**DATASET EXTRACT**
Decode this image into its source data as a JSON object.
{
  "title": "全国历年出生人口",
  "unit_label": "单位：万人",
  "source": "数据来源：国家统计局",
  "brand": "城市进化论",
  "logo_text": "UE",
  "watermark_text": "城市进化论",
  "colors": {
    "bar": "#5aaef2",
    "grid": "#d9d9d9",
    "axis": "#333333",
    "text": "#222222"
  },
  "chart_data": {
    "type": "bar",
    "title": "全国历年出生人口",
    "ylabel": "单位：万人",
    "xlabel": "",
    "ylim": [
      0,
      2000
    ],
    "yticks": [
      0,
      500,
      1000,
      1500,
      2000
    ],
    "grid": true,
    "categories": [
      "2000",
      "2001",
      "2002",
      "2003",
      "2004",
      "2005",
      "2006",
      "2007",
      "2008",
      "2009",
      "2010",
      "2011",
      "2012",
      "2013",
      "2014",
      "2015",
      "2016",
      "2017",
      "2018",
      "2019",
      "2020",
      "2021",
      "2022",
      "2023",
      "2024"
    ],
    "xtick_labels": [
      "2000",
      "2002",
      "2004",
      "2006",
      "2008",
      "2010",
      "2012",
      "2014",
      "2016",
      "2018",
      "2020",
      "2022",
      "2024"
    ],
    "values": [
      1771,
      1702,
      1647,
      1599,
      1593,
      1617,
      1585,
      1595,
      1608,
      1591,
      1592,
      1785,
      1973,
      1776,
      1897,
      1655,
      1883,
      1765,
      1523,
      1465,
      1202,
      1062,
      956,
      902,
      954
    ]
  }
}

**WHAT THIS TASK INVOLVES**
Restate the records, all of them, precisely as written.

**TASK OUTPUT**
Decode this image into its source data as a JSON object.
{
  "title": "全国历年出生人口",
  "unit_label": "单位：万人",
  "source": "数据来源：国家统计局",
  "brand": "城市进化论",
  "logo_text": "UE",
  "watermark_text": "城市进化论",
  "colors": {
    "bar": "#5aaef2",
    "grid": "#d9d9d9",
    "axis": "#333333",
    "text": "#222222"
  },
  "chart_data": {
    "type": "bar",
    "title": "全国历年出生人口",
    "ylabel": "单位：万人",
    "xlabel": "",
    "ylim": [
      0,
      2000
    ],
    "yticks": [
      0,
      500,
      1000,
      1500,
      2000
    ],
    "grid": true,
    "categories": [
      "2000",
      "2001",
      "2002",
      "2003",
      "2004",
      "2005",
      "2006",
      "2007",
      "2008",
      "2009",
      "2010",
      "2011",
      "2012",
      "2013",
      "2014",
      "2015",
      "2016",
      "2017",
      "2018",
      "2019",
      "2020",
      "2021",
      "2022",
      "2023",
      "2024"
    ],
    "xtick_labels": [
      "2000",
      "2002",
      "2004",
      "2006",
      "2008",
      "2010",
      "2012",
      "2014",
      "2016",
      "2018",
      "2020",
      "2022",
      "2024"
    ],
    "values": [
      1771,
      1702,
      1647,
      1599,
      1593,
      1617,
      1585,
      1595,
      1608,
      1591,
      1592,
      1785,
      1973,
      1776,
      1897,
      1655,
      1883,
      1765,
      1523,
      1465,
      1202,
      1062,
      956,
      902,
      954
    ]
  }
}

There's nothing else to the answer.